STATED TASK: Transcribe every entry below word for word, but skip the pictures.

ENTRIES PROVIDED:
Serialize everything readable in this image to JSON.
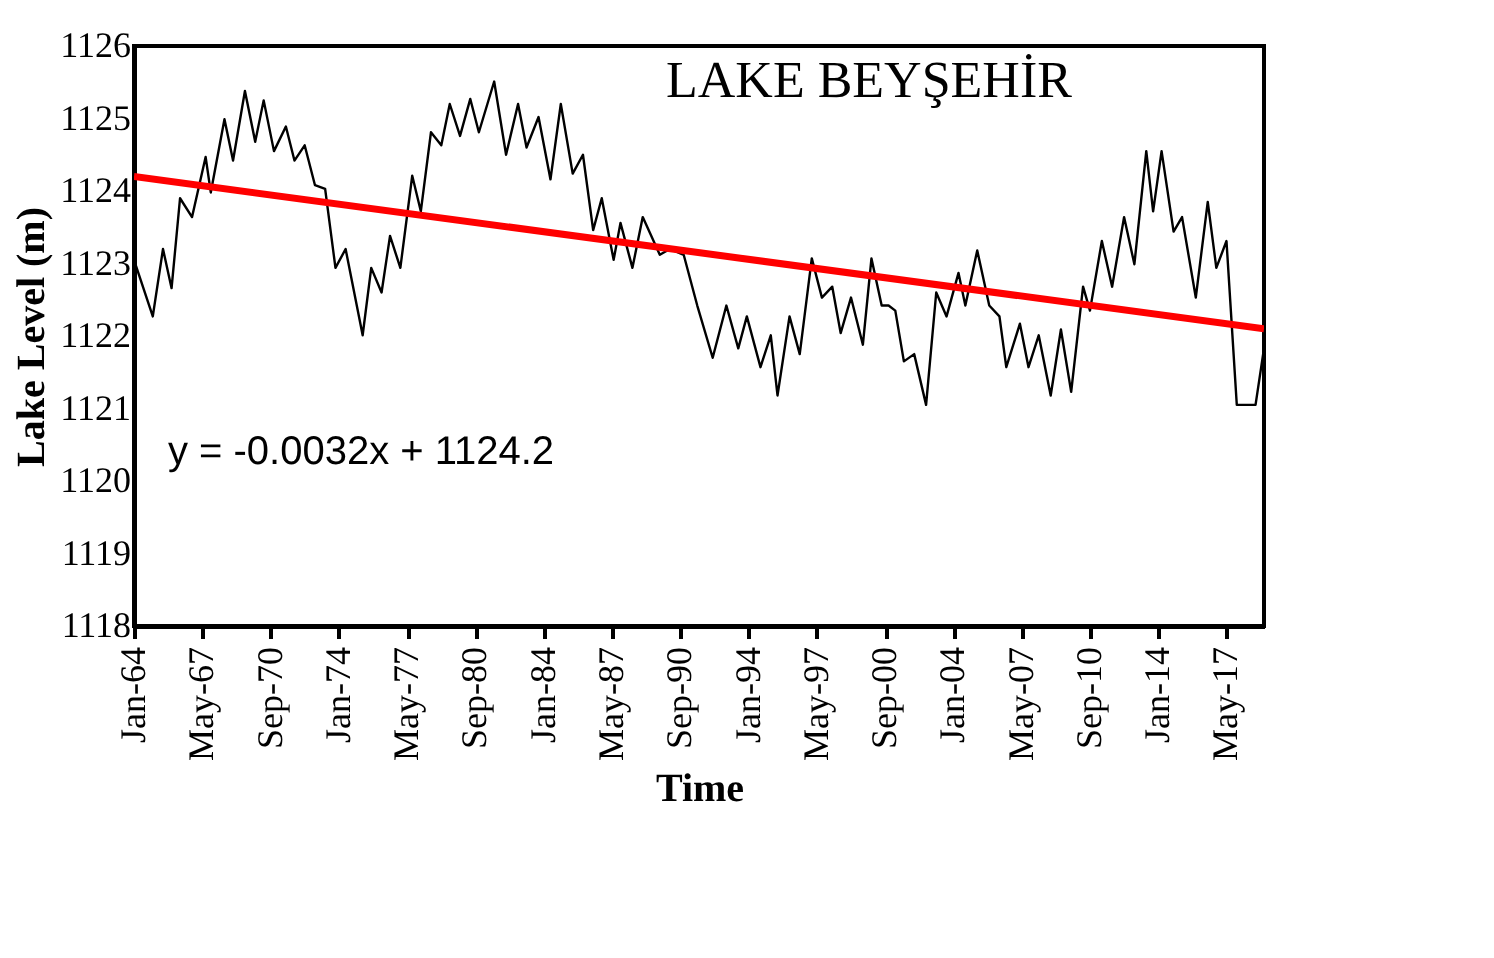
{
  "chart_data": {
    "type": "line",
    "xlabel": "Time",
    "ylabel": "Lake Level (m)",
    "annotations": [
      "LAKE BEYŞEHİR",
      "y = -0.0032x + 1124.2"
    ],
    "xlim": [
      "1964-01",
      "2019-03"
    ],
    "ylim": [
      1118,
      1126
    ],
    "yticks": [
      1118,
      1119,
      1120,
      1121,
      1122,
      1123,
      1124,
      1125,
      1126
    ],
    "xticks": [
      {
        "value": "1964-01",
        "label": "Jan-64"
      },
      {
        "value": "1967-05",
        "label": "May-67"
      },
      {
        "value": "1970-09",
        "label": "Sep-70"
      },
      {
        "value": "1974-01",
        "label": "Jan-74"
      },
      {
        "value": "1977-05",
        "label": "May-77"
      },
      {
        "value": "1980-09",
        "label": "Sep-80"
      },
      {
        "value": "1984-01",
        "label": "Jan-84"
      },
      {
        "value": "1987-05",
        "label": "May-87"
      },
      {
        "value": "1990-09",
        "label": "Sep-90"
      },
      {
        "value": "1994-01",
        "label": "Jan-94"
      },
      {
        "value": "1997-05",
        "label": "May-97"
      },
      {
        "value": "2000-09",
        "label": "Sep-00"
      },
      {
        "value": "2004-01",
        "label": "Jan-04"
      },
      {
        "value": "2007-05",
        "label": "May-07"
      },
      {
        "value": "2010-09",
        "label": "Sep-10"
      },
      {
        "value": "2014-01",
        "label": "Jan-14"
      },
      {
        "value": "2017-05",
        "label": "May-17"
      }
    ],
    "grid": false,
    "marker": "none",
    "line_style": "solid",
    "series": [
      {
        "color": "#000000",
        "x": [
          "1964-01",
          "1964-12",
          "1965-06",
          "1965-11",
          "1966-04",
          "1966-11",
          "1967-07",
          "1967-10",
          "1968-06",
          "1968-11",
          "1969-06",
          "1969-12",
          "1970-05",
          "1970-11",
          "1971-06",
          "1971-11",
          "1972-05",
          "1972-11",
          "1973-05",
          "1973-11",
          "1974-05",
          "1975-03",
          "1975-08",
          "1976-02",
          "1976-07",
          "1977-01",
          "1977-08",
          "1978-01",
          "1978-07",
          "1979-01",
          "1979-06",
          "1979-12",
          "1980-06",
          "1980-11",
          "1981-08",
          "1982-03",
          "1982-10",
          "1983-03",
          "1983-10",
          "1984-05",
          "1984-11",
          "1985-06",
          "1985-12",
          "1986-06",
          "1986-11",
          "1987-06",
          "1987-10",
          "1988-05",
          "1988-11",
          "1989-09",
          "1990-03",
          "1990-11",
          "1991-07",
          "1992-04",
          "1992-12",
          "1993-07",
          "1993-12",
          "1994-08",
          "1995-02",
          "1995-06",
          "1996-01",
          "1996-07",
          "1997-02",
          "1997-08",
          "1998-02",
          "1998-07",
          "1999-01",
          "1999-08",
          "2000-01",
          "2000-07",
          "2000-11",
          "2001-03",
          "2001-08",
          "2002-02",
          "2002-09",
          "2003-03",
          "2003-09",
          "2004-04",
          "2004-08",
          "2005-03",
          "2005-10",
          "2006-04",
          "2006-08",
          "2007-04",
          "2007-09",
          "2008-03",
          "2008-10",
          "2009-04",
          "2009-10",
          "2010-05",
          "2010-09",
          "2011-04",
          "2011-10",
          "2012-05",
          "2012-11",
          "2013-06",
          "2013-10",
          "2014-03",
          "2014-10",
          "2015-03",
          "2015-11",
          "2016-06",
          "2016-11",
          "2017-05",
          "2017-11",
          "2018-10",
          "2019-03"
        ],
        "values": [
          1123.05,
          1122.27,
          1123.2,
          1122.66,
          1123.9,
          1123.64,
          1124.47,
          1123.98,
          1124.99,
          1124.42,
          1125.38,
          1124.68,
          1125.25,
          1124.55,
          1124.89,
          1124.42,
          1124.63,
          1124.08,
          1124.03,
          1122.94,
          1123.2,
          1122.01,
          1122.94,
          1122.6,
          1123.38,
          1122.94,
          1124.21,
          1123.72,
          1124.81,
          1124.63,
          1125.2,
          1124.76,
          1125.27,
          1124.81,
          1125.51,
          1124.5,
          1125.2,
          1124.6,
          1125.02,
          1124.16,
          1125.2,
          1124.24,
          1124.5,
          1123.46,
          1123.9,
          1123.05,
          1123.56,
          1122.94,
          1123.64,
          1123.12,
          1123.2,
          1123.12,
          1122.42,
          1121.7,
          1122.42,
          1121.83,
          1122.27,
          1121.57,
          1122.01,
          1121.18,
          1122.27,
          1121.75,
          1123.07,
          1122.53,
          1122.68,
          1122.04,
          1122.53,
          1121.88,
          1123.07,
          1122.42,
          1122.42,
          1122.35,
          1121.65,
          1121.75,
          1121.05,
          1122.6,
          1122.27,
          1122.87,
          1122.42,
          1123.18,
          1122.42,
          1122.27,
          1121.57,
          1122.17,
          1121.57,
          1122.01,
          1121.18,
          1122.09,
          1121.23,
          1122.68,
          1122.35,
          1123.31,
          1122.68,
          1123.64,
          1122.99,
          1124.55,
          1123.72,
          1124.55,
          1123.44,
          1123.64,
          1122.53,
          1123.85,
          1122.94,
          1123.31,
          1121.05,
          1121.05,
          1121.83
        ]
      },
      {
        "type": "line",
        "color": "#ff0000",
        "x": [
          "1964-01",
          "2019-03"
        ],
        "values": [
          1124.2,
          1122.1
        ]
      }
    ]
  }
}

ANSWER TO THIS TASK:
Serialize everything readable in this image to JSON.
{
  "chart_data": {
    "type": "line",
    "xlabel": "Time",
    "ylabel": "Lake Level (m)",
    "annotations": [
      "LAKE BEYŞEHİR",
      "y = -0.0032x + 1124.2"
    ],
    "xlim": [
      "1964-01",
      "2019-03"
    ],
    "ylim": [
      1118,
      1126
    ],
    "yticks": [
      1118,
      1119,
      1120,
      1121,
      1122,
      1123,
      1124,
      1125,
      1126
    ],
    "xticks": [
      {
        "value": "1964-01",
        "label": "Jan-64"
      },
      {
        "value": "1967-05",
        "label": "May-67"
      },
      {
        "value": "1970-09",
        "label": "Sep-70"
      },
      {
        "value": "1974-01",
        "label": "Jan-74"
      },
      {
        "value": "1977-05",
        "label": "May-77"
      },
      {
        "value": "1980-09",
        "label": "Sep-80"
      },
      {
        "value": "1984-01",
        "label": "Jan-84"
      },
      {
        "value": "1987-05",
        "label": "May-87"
      },
      {
        "value": "1990-09",
        "label": "Sep-90"
      },
      {
        "value": "1994-01",
        "label": "Jan-94"
      },
      {
        "value": "1997-05",
        "label": "May-97"
      },
      {
        "value": "2000-09",
        "label": "Sep-00"
      },
      {
        "value": "2004-01",
        "label": "Jan-04"
      },
      {
        "value": "2007-05",
        "label": "May-07"
      },
      {
        "value": "2010-09",
        "label": "Sep-10"
      },
      {
        "value": "2014-01",
        "label": "Jan-14"
      },
      {
        "value": "2017-05",
        "label": "May-17"
      }
    ],
    "grid": false,
    "marker": "none",
    "line_style": "solid",
    "series": [
      {
        "color": "#000000",
        "x": [
          "1964-01",
          "1964-12",
          "1965-06",
          "1965-11",
          "1966-04",
          "1966-11",
          "1967-07",
          "1967-10",
          "1968-06",
          "1968-11",
          "1969-06",
          "1969-12",
          "1970-05",
          "1970-11",
          "1971-06",
          "1971-11",
          "1972-05",
          "1972-11",
          "1973-05",
          "1973-11",
          "1974-05",
          "1975-03",
          "1975-08",
          "1976-02",
          "1976-07",
          "1977-01",
          "1977-08",
          "1978-01",
          "1978-07",
          "1979-01",
          "1979-06",
          "1979-12",
          "1980-06",
          "1980-11",
          "1981-08",
          "1982-03",
          "1982-10",
          "1983-03",
          "1983-10",
          "1984-05",
          "1984-11",
          "1985-06",
          "1985-12",
          "1986-06",
          "1986-11",
          "1987-06",
          "1987-10",
          "1988-05",
          "1988-11",
          "1989-09",
          "1990-03",
          "1990-11",
          "1991-07",
          "1992-04",
          "1992-12",
          "1993-07",
          "1993-12",
          "1994-08",
          "1995-02",
          "1995-06",
          "1996-01",
          "1996-07",
          "1997-02",
          "1997-08",
          "1998-02",
          "1998-07",
          "1999-01",
          "1999-08",
          "2000-01",
          "2000-07",
          "2000-11",
          "2001-03",
          "2001-08",
          "2002-02",
          "2002-09",
          "2003-03",
          "2003-09",
          "2004-04",
          "2004-08",
          "2005-03",
          "2005-10",
          "2006-04",
          "2006-08",
          "2007-04",
          "2007-09",
          "2008-03",
          "2008-10",
          "2009-04",
          "2009-10",
          "2010-05",
          "2010-09",
          "2011-04",
          "2011-10",
          "2012-05",
          "2012-11",
          "2013-06",
          "2013-10",
          "2014-03",
          "2014-10",
          "2015-03",
          "2015-11",
          "2016-06",
          "2016-11",
          "2017-05",
          "2017-11",
          "2018-10",
          "2019-03"
        ],
        "values": [
          1123.05,
          1122.27,
          1123.2,
          1122.66,
          1123.9,
          1123.64,
          1124.47,
          1123.98,
          1124.99,
          1124.42,
          1125.38,
          1124.68,
          1125.25,
          1124.55,
          1124.89,
          1124.42,
          1124.63,
          1124.08,
          1124.03,
          1122.94,
          1123.2,
          1122.01,
          1122.94,
          1122.6,
          1123.38,
          1122.94,
          1124.21,
          1123.72,
          1124.81,
          1124.63,
          1125.2,
          1124.76,
          1125.27,
          1124.81,
          1125.51,
          1124.5,
          1125.2,
          1124.6,
          1125.02,
          1124.16,
          1125.2,
          1124.24,
          1124.5,
          1123.46,
          1123.9,
          1123.05,
          1123.56,
          1122.94,
          1123.64,
          1123.12,
          1123.2,
          1123.12,
          1122.42,
          1121.7,
          1122.42,
          1121.83,
          1122.27,
          1121.57,
          1122.01,
          1121.18,
          1122.27,
          1121.75,
          1123.07,
          1122.53,
          1122.68,
          1122.04,
          1122.53,
          1121.88,
          1123.07,
          1122.42,
          1122.42,
          1122.35,
          1121.65,
          1121.75,
          1121.05,
          1122.6,
          1122.27,
          1122.87,
          1122.42,
          1123.18,
          1122.42,
          1122.27,
          1121.57,
          1122.17,
          1121.57,
          1122.01,
          1121.18,
          1122.09,
          1121.23,
          1122.68,
          1122.35,
          1123.31,
          1122.68,
          1123.64,
          1122.99,
          1124.55,
          1123.72,
          1124.55,
          1123.44,
          1123.64,
          1122.53,
          1123.85,
          1122.94,
          1123.31,
          1121.05,
          1121.05,
          1121.83
        ]
      },
      {
        "type": "line",
        "color": "#ff0000",
        "x": [
          "1964-01",
          "2019-03"
        ],
        "values": [
          1124.2,
          1122.1
        ]
      }
    ]
  }
}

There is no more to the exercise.